• [Work to complete] Everything in the listing should be restated word for word.
<<<<
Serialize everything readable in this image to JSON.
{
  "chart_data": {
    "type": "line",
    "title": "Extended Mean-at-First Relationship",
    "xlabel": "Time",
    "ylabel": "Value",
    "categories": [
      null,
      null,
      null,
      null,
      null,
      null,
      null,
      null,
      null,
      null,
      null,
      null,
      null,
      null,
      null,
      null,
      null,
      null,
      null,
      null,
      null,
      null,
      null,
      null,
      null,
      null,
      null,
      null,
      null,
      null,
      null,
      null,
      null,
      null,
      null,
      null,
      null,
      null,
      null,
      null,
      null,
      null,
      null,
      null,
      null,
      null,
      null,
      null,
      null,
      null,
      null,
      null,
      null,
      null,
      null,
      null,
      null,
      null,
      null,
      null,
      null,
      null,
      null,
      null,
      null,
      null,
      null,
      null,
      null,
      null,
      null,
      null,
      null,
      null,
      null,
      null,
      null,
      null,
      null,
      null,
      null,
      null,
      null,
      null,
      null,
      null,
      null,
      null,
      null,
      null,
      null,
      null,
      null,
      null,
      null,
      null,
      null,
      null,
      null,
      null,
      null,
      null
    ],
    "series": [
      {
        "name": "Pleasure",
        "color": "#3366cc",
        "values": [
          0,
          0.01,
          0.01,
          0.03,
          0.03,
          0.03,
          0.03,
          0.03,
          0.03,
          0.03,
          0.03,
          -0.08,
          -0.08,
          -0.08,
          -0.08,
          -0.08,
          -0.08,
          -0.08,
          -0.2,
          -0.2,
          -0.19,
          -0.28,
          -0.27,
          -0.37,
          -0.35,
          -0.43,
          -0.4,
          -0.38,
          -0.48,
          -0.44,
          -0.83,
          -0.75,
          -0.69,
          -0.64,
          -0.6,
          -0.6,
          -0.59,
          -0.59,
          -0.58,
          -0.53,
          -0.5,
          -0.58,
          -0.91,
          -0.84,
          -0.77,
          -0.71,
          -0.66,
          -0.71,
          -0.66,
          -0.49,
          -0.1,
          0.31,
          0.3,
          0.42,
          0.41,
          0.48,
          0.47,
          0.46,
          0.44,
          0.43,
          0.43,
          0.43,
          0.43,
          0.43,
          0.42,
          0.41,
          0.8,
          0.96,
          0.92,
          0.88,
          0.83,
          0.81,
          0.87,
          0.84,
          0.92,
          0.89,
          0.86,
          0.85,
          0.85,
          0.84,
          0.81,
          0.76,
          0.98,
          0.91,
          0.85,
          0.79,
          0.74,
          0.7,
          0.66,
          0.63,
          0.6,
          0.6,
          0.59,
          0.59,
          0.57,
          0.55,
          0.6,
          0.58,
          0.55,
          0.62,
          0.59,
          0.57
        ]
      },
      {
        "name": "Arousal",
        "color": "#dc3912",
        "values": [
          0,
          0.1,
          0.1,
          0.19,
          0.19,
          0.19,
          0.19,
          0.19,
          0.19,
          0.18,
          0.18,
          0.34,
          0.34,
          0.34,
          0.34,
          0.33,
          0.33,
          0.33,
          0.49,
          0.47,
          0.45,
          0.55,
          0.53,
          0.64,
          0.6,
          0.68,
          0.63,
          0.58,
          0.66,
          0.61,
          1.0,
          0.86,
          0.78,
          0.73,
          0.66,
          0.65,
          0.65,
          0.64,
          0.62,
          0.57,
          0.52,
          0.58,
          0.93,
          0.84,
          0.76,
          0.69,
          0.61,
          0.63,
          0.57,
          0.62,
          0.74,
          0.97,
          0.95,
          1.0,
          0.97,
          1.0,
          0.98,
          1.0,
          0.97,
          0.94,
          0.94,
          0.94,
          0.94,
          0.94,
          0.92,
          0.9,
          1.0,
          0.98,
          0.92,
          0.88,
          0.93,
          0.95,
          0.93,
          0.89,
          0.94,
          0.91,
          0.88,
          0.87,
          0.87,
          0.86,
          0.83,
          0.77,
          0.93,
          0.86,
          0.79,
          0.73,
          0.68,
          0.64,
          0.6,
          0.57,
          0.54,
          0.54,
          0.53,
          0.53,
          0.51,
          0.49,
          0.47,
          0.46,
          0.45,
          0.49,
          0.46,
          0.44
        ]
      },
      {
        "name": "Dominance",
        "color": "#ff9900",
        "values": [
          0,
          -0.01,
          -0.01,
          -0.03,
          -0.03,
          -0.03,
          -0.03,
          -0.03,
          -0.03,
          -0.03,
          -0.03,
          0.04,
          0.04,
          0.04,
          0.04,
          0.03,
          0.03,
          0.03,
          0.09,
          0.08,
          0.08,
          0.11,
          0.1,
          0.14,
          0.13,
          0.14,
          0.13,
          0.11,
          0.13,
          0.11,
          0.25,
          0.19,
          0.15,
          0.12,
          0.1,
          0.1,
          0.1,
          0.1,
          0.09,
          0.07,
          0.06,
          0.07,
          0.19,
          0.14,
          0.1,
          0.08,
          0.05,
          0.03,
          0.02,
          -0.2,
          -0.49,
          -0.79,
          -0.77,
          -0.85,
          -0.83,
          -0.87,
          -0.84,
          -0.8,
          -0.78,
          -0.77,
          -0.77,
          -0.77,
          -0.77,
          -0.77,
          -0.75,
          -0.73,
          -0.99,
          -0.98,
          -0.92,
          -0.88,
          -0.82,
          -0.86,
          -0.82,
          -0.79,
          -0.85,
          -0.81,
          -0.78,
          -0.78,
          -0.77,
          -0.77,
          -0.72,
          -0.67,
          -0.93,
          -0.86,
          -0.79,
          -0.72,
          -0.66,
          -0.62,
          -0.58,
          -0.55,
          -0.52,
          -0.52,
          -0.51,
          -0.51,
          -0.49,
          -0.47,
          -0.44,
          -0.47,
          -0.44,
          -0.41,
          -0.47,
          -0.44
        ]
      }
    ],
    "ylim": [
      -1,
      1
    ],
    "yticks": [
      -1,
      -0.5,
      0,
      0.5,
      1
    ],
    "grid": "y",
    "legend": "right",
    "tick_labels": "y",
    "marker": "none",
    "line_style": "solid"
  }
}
>>>>
• [Solution]
Serialize everything readable in this image to JSON.
{
  "chart_data": {
    "type": "line",
    "title": "Extended Mean-at-First Relationship",
    "xlabel": "Time",
    "ylabel": "Value",
    "categories": [
      null,
      null,
      null,
      null,
      null,
      null,
      null,
      null,
      null,
      null,
      null,
      null,
      null,
      null,
      null,
      null,
      null,
      null,
      null,
      null,
      null,
      null,
      null,
      null,
      null,
      null,
      null,
      null,
      null,
      null,
      null,
      null,
      null,
      null,
      null,
      null,
      null,
      null,
      null,
      null,
      null,
      null,
      null,
      null,
      null,
      null,
      null,
      null,
      null,
      null,
      null,
      null,
      null,
      null,
      null,
      null,
      null,
      null,
      null,
      null,
      null,
      null,
      null,
      null,
      null,
      null,
      null,
      null,
      null,
      null,
      null,
      null,
      null,
      null,
      null,
      null,
      null,
      null,
      null,
      null,
      null,
      null,
      null,
      null,
      null,
      null,
      null,
      null,
      null,
      null,
      null,
      null,
      null,
      null,
      null,
      null,
      null,
      null,
      null,
      null,
      null,
      null
    ],
    "series": [
      {
        "name": "Pleasure",
        "color": "#3366cc",
        "values": [
          0,
          0.01,
          0.01,
          0.03,
          0.03,
          0.03,
          0.03,
          0.03,
          0.03,
          0.03,
          0.03,
          -0.08,
          -0.08,
          -0.08,
          -0.08,
          -0.08,
          -0.08,
          -0.08,
          -0.2,
          -0.2,
          -0.19,
          -0.28,
          -0.27,
          -0.37,
          -0.35,
          -0.43,
          -0.4,
          -0.38,
          -0.48,
          -0.44,
          -0.83,
          -0.75,
          -0.69,
          -0.64,
          -0.6,
          -0.6,
          -0.59,
          -0.59,
          -0.58,
          -0.53,
          -0.5,
          -0.58,
          -0.91,
          -0.84,
          -0.77,
          -0.71,
          -0.66,
          -0.71,
          -0.66,
          -0.49,
          -0.1,
          0.31,
          0.3,
          0.42,
          0.41,
          0.48,
          0.47,
          0.46,
          0.44,
          0.43,
          0.43,
          0.43,
          0.43,
          0.43,
          0.42,
          0.41,
          0.8,
          0.96,
          0.92,
          0.88,
          0.83,
          0.81,
          0.87,
          0.84,
          0.92,
          0.89,
          0.86,
          0.85,
          0.85,
          0.84,
          0.81,
          0.76,
          0.98,
          0.91,
          0.85,
          0.79,
          0.74,
          0.7,
          0.66,
          0.63,
          0.6,
          0.6,
          0.59,
          0.59,
          0.57,
          0.55,
          0.6,
          0.58,
          0.55,
          0.62,
          0.59,
          0.57
        ]
      },
      {
        "name": "Arousal",
        "color": "#dc3912",
        "values": [
          0,
          0.1,
          0.1,
          0.19,
          0.19,
          0.19,
          0.19,
          0.19,
          0.19,
          0.18,
          0.18,
          0.34,
          0.34,
          0.34,
          0.34,
          0.33,
          0.33,
          0.33,
          0.49,
          0.47,
          0.45,
          0.55,
          0.53,
          0.64,
          0.6,
          0.68,
          0.63,
          0.58,
          0.66,
          0.61,
          1.0,
          0.86,
          0.78,
          0.73,
          0.66,
          0.65,
          0.65,
          0.64,
          0.62,
          0.57,
          0.52,
          0.58,
          0.93,
          0.84,
          0.76,
          0.69,
          0.61,
          0.63,
          0.57,
          0.62,
          0.74,
          0.97,
          0.95,
          1.0,
          0.97,
          1.0,
          0.98,
          1.0,
          0.97,
          0.94,
          0.94,
          0.94,
          0.94,
          0.94,
          0.92,
          0.9,
          1.0,
          0.98,
          0.92,
          0.88,
          0.93,
          0.95,
          0.93,
          0.89,
          0.94,
          0.91,
          0.88,
          0.87,
          0.87,
          0.86,
          0.83,
          0.77,
          0.93,
          0.86,
          0.79,
          0.73,
          0.68,
          0.64,
          0.6,
          0.57,
          0.54,
          0.54,
          0.53,
          0.53,
          0.51,
          0.49,
          0.47,
          0.46,
          0.45,
          0.49,
          0.46,
          0.44
        ]
      },
      {
        "name": "Dominance",
        "color": "#ff9900",
        "values": [
          0,
          -0.01,
          -0.01,
          -0.03,
          -0.03,
          -0.03,
          -0.03,
          -0.03,
          -0.03,
          -0.03,
          -0.03,
          0.04,
          0.04,
          0.04,
          0.04,
          0.03,
          0.03,
          0.03,
          0.09,
          0.08,
          0.08,
          0.11,
          0.1,
          0.14,
          0.13,
          0.14,
          0.13,
          0.11,
          0.13,
          0.11,
          0.25,
          0.19,
          0.15,
          0.12,
          0.1,
          0.1,
          0.1,
          0.1,
          0.09,
          0.07,
          0.06,
          0.07,
          0.19,
          0.14,
          0.1,
          0.08,
          0.05,
          0.03,
          0.02,
          -0.2,
          -0.49,
          -0.79,
          -0.77,
          -0.85,
          -0.83,
          -0.87,
          -0.84,
          -0.8,
          -0.78,
          -0.77,
          -0.77,
          -0.77,
          -0.77,
          -0.77,
          -0.75,
          -0.73,
          -0.99,
          -0.98,
          -0.92,
          -0.88,
          -0.82,
          -0.86,
          -0.82,
          -0.79,
          -0.85,
          -0.81,
          -0.78,
          -0.78,
          -0.77,
          -0.77,
          -0.72,
          -0.67,
          -0.93,
          -0.86,
          -0.79,
          -0.72,
          -0.66,
          -0.62,
          -0.58,
          -0.55,
          -0.52,
          -0.52,
          -0.51,
          -0.51,
          -0.49,
          -0.47,
          -0.44,
          -0.47,
          -0.44,
          -0.41,
          -0.47,
          -0.44
        ]
      }
    ],
    "ylim": [
      -1,
      1
    ],
    "yticks": [
      -1,
      -0.5,
      0,
      0.5,
      1
    ],
    "grid": "y",
    "legend": "right",
    "tick_labels": "y",
    "marker": "none",
    "line_style": "solid"
  }
}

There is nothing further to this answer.